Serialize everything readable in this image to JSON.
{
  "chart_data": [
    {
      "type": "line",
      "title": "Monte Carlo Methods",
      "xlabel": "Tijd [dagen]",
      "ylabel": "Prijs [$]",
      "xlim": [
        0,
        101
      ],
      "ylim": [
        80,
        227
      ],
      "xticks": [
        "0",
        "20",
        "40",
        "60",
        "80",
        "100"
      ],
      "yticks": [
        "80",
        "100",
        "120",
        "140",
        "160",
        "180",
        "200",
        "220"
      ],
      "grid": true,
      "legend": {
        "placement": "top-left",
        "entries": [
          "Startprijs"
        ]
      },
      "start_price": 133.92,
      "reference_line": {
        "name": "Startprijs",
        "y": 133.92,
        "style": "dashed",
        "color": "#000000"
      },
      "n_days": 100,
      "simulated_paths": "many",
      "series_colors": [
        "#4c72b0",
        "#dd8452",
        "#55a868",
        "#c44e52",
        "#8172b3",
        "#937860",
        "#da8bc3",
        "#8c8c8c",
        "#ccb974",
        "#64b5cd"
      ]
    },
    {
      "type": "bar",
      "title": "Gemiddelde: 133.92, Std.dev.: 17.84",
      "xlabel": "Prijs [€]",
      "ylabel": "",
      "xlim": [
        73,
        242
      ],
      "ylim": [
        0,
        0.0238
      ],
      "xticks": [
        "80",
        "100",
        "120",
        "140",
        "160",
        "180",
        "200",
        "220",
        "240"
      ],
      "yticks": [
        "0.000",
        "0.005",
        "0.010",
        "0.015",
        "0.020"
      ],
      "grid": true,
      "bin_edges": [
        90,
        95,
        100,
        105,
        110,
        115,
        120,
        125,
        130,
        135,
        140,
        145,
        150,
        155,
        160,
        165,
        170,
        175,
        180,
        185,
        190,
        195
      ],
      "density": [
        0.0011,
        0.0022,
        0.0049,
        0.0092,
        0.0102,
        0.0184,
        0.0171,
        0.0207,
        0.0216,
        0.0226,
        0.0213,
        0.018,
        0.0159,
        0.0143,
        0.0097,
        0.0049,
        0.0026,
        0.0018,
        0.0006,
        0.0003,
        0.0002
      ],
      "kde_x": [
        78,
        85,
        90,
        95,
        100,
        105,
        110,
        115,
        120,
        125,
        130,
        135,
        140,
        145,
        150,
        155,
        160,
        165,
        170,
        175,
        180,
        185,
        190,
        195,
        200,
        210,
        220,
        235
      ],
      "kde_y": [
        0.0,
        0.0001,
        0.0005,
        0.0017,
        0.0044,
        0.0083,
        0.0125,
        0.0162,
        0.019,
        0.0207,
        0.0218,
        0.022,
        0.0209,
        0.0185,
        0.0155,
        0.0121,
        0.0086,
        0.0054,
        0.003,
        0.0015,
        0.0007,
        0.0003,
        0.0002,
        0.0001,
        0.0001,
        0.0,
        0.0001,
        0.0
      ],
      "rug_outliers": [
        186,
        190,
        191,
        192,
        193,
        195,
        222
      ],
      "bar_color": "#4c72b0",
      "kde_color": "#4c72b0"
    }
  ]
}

**WHAT NEEDS TO BE DONE:** Each record should come back exactly as written.

**IN RESPONSE:**
Serialize everything readable in this image to JSON.
{
  "chart_data": [
    {
      "type": "line",
      "title": "Monte Carlo Methods",
      "xlabel": "Tijd [dagen]",
      "ylabel": "Prijs [$]",
      "xlim": [
        0,
        101
      ],
      "ylim": [
        80,
        227
      ],
      "xticks": [
        "0",
        "20",
        "40",
        "60",
        "80",
        "100"
      ],
      "yticks": [
        "80",
        "100",
        "120",
        "140",
        "160",
        "180",
        "200",
        "220"
      ],
      "grid": true,
      "legend": {
        "placement": "top-left",
        "entries": [
          "Startprijs"
        ]
      },
      "start_price": 133.92,
      "reference_line": {
        "name": "Startprijs",
        "y": 133.92,
        "style": "dashed",
        "color": "#000000"
      },
      "n_days": 100,
      "simulated_paths": "many",
      "series_colors": [
        "#4c72b0",
        "#dd8452",
        "#55a868",
        "#c44e52",
        "#8172b3",
        "#937860",
        "#da8bc3",
        "#8c8c8c",
        "#ccb974",
        "#64b5cd"
      ]
    },
    {
      "type": "bar",
      "title": "Gemiddelde: 133.92, Std.dev.: 17.84",
      "xlabel": "Prijs [€]",
      "ylabel": "",
      "xlim": [
        73,
        242
      ],
      "ylim": [
        0,
        0.0238
      ],
      "xticks": [
        "80",
        "100",
        "120",
        "140",
        "160",
        "180",
        "200",
        "220",
        "240"
      ],
      "yticks": [
        "0.000",
        "0.005",
        "0.010",
        "0.015",
        "0.020"
      ],
      "grid": true,
      "bin_edges": [
        90,
        95,
        100,
        105,
        110,
        115,
        120,
        125,
        130,
        135,
        140,
        145,
        150,
        155,
        160,
        165,
        170,
        175,
        180,
        185,
        190,
        195
      ],
      "density": [
        0.0011,
        0.0022,
        0.0049,
        0.0092,
        0.0102,
        0.0184,
        0.0171,
        0.0207,
        0.0216,
        0.0226,
        0.0213,
        0.018,
        0.0159,
        0.0143,
        0.0097,
        0.0049,
        0.0026,
        0.0018,
        0.0006,
        0.0003,
        0.0002
      ],
      "kde_x": [
        78,
        85,
        90,
        95,
        100,
        105,
        110,
        115,
        120,
        125,
        130,
        135,
        140,
        145,
        150,
        155,
        160,
        165,
        170,
        175,
        180,
        185,
        190,
        195,
        200,
        210,
        220,
        235
      ],
      "kde_y": [
        0.0,
        0.0001,
        0.0005,
        0.0017,
        0.0044,
        0.0083,
        0.0125,
        0.0162,
        0.019,
        0.0207,
        0.0218,
        0.022,
        0.0209,
        0.0185,
        0.0155,
        0.0121,
        0.0086,
        0.0054,
        0.003,
        0.0015,
        0.0007,
        0.0003,
        0.0002,
        0.0001,
        0.0001,
        0.0,
        0.0001,
        0.0
      ],
      "rug_outliers": [
        186,
        190,
        191,
        192,
        193,
        195,
        222
      ],
      "bar_color": "#4c72b0",
      "kde_color": "#4c72b0"
    }
  ]
}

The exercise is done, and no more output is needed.